Exercise
Write out the material again exactly, please, and omit the pictures.

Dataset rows
****************************************

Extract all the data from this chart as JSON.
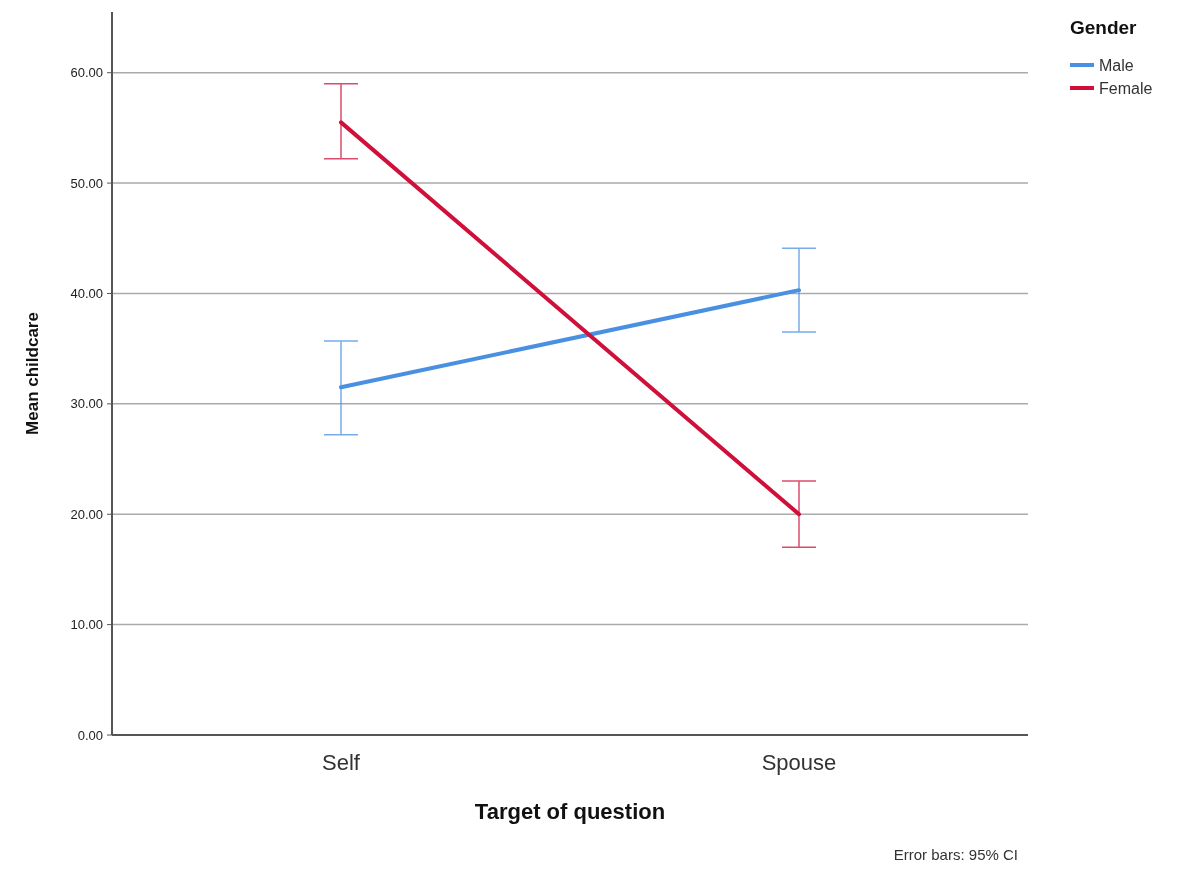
{
  "chart_data": {
    "type": "line",
    "xlabel": "Target of question",
    "ylabel": "Mean childcare",
    "legend_title": "Gender",
    "categories": [
      "Self",
      "Spouse"
    ],
    "series": [
      {
        "name": "Male",
        "color": "#4a90e2",
        "values": [
          31.5,
          40.3
        ],
        "errors": [
          [
            27.2,
            35.7
          ],
          [
            36.5,
            44.1
          ]
        ]
      },
      {
        "name": "Female",
        "color": "#d0103a",
        "values": [
          55.5,
          20.0
        ],
        "errors": [
          [
            52.2,
            59.0
          ],
          [
            17.0,
            23.0
          ]
        ]
      }
    ],
    "ylim": [
      0,
      65.5
    ],
    "yticks": [
      {
        "value": 0,
        "label": "0.00"
      },
      {
        "value": 10,
        "label": "10.00"
      },
      {
        "value": 20,
        "label": "20.00"
      },
      {
        "value": 30,
        "label": "30.00"
      },
      {
        "value": 40,
        "label": "40.00"
      },
      {
        "value": 50,
        "label": "50.00"
      },
      {
        "value": 60,
        "label": "60.00"
      }
    ],
    "grid": "y",
    "legend": "top right",
    "marker": "none",
    "line_style": "solid",
    "annotations": [
      "Error bars: 95% CI"
    ]
  }
}
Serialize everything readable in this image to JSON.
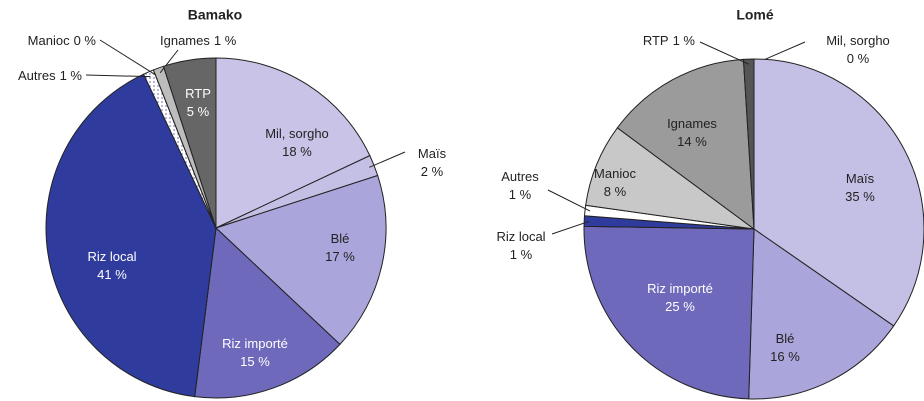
{
  "chart_data": [
    {
      "type": "pie",
      "title": "Bamako",
      "categories": [
        "Mil, sorgho",
        "Maïs",
        "Blé",
        "Riz importé",
        "Riz local",
        "Autres",
        "Manioc",
        "Ignames",
        "RTP"
      ],
      "values": [
        18,
        2,
        17,
        15,
        41,
        1,
        0,
        1,
        5
      ],
      "value_labels": [
        "18 %",
        "2 %",
        "17 %",
        "15 %",
        "41 %",
        "1 %",
        "0 %",
        "1 %",
        "5 %"
      ],
      "colors": [
        "#c9c4e7",
        "#c4bfe4",
        "#aaa5da",
        "#6f69bb",
        "#2f3b9d",
        "#ffffff",
        "#ffffff",
        "#bdbdbd",
        "#666666"
      ]
    },
    {
      "type": "pie",
      "title": "Lomé",
      "categories": [
        "Mil, sorgho",
        "Maïs",
        "Blé",
        "Riz importé",
        "Riz local",
        "Autres",
        "Manioc",
        "Ignames",
        "RTP"
      ],
      "values": [
        0,
        35,
        16,
        25,
        1,
        1,
        8,
        14,
        1
      ],
      "value_labels": [
        "0 %",
        "35 %",
        "16 %",
        "25 %",
        "1 %",
        "1 %",
        "8 %",
        "14 %",
        "1 %"
      ],
      "colors": [
        "#c9c4e7",
        "#c4bfe4",
        "#aaa5da",
        "#6f69bb",
        "#2f3b9d",
        "#ffffff",
        "#c8c8c8",
        "#9b9b9b",
        "#555555"
      ]
    }
  ]
}
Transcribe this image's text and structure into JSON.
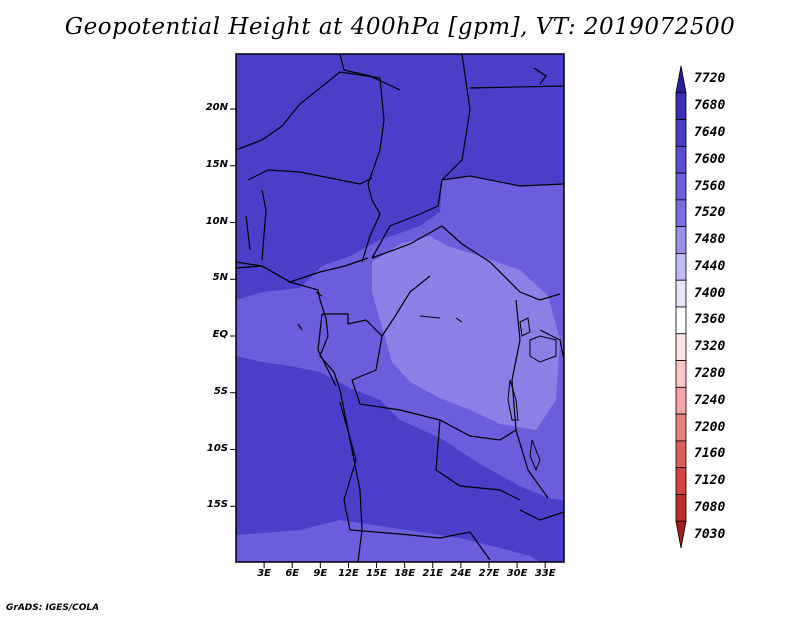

****************************************

Exercise answer
Extract all the data from this chart as JSON.
{
  "chart_data": {
    "type": "line",
    "xlabel": "Target of question",
    "ylabel": "Mean childcare",
    "legend_title": "Gender",
    "categories": [
      "Self",
      "Spouse"
    ],
    "series": [
      {
        "name": "Male",
        "color": "#4a90e2",
        "values": [
          31.5,
          40.3
        ],
        "errors": [
          [
            27.2,
            35.7
          ],
          [
            36.5,
            44.1
          ]
        ]
      },
      {
        "name": "Female",
        "color": "#d0103a",
        "values": [
          55.5,
          20.0
        ],
        "errors": [
          [
            52.2,
            59.0
          ],
          [
            17.0,
            23.0
          ]
        ]
      }
    ],
    "ylim": [
      0,
      65.5
    ],
    "yticks": [
      {
        "value": 0,
        "label": "0.00"
      },
      {
        "value": 10,
        "label": "10.00"
      },
      {
        "value": 20,
        "label": "20.00"
      },
      {
        "value": 30,
        "label": "30.00"
      },
      {
        "value": 40,
        "label": "40.00"
      },
      {
        "value": 50,
        "label": "50.00"
      },
      {
        "value": 60,
        "label": "60.00"
      }
    ],
    "grid": "y",
    "legend": "top right",
    "marker": "none",
    "line_style": "solid",
    "annotations": [
      "Error bars: 95% CI"
    ]
  }
}
Serialize everything readable in this image to JSON.
{
  "chart_data": [
    {
      "type": "pie",
      "title": "Bamako",
      "categories": [
        "Mil, sorgho",
        "Maïs",
        "Blé",
        "Riz importé",
        "Riz local",
        "Autres",
        "Manioc",
        "Ignames",
        "RTP"
      ],
      "values": [
        18,
        2,
        17,
        15,
        41,
        1,
        0,
        1,
        5
      ],
      "value_labels": [
        "18 %",
        "2 %",
        "17 %",
        "15 %",
        "41 %",
        "1 %",
        "0 %",
        "1 %",
        "5 %"
      ],
      "colors": [
        "#c9c4e7",
        "#c4bfe4",
        "#aaa5da",
        "#6f69bb",
        "#2f3b9d",
        "#ffffff",
        "#ffffff",
        "#bdbdbd",
        "#666666"
      ]
    },
    {
      "type": "pie",
      "title": "Lomé",
      "categories": [
        "Mil, sorgho",
        "Maïs",
        "Blé",
        "Riz importé",
        "Riz local",
        "Autres",
        "Manioc",
        "Ignames",
        "RTP"
      ],
      "values": [
        0,
        35,
        16,
        25,
        1,
        1,
        8,
        14,
        1
      ],
      "value_labels": [
        "0 %",
        "35 %",
        "16 %",
        "25 %",
        "1 %",
        "1 %",
        "8 %",
        "14 %",
        "1 %"
      ],
      "colors": [
        "#c9c4e7",
        "#c4bfe4",
        "#aaa5da",
        "#6f69bb",
        "#2f3b9d",
        "#ffffff",
        "#c8c8c8",
        "#9b9b9b",
        "#555555"
      ]
    }
  ]
}
Transcribe this image's text and structure into JSON.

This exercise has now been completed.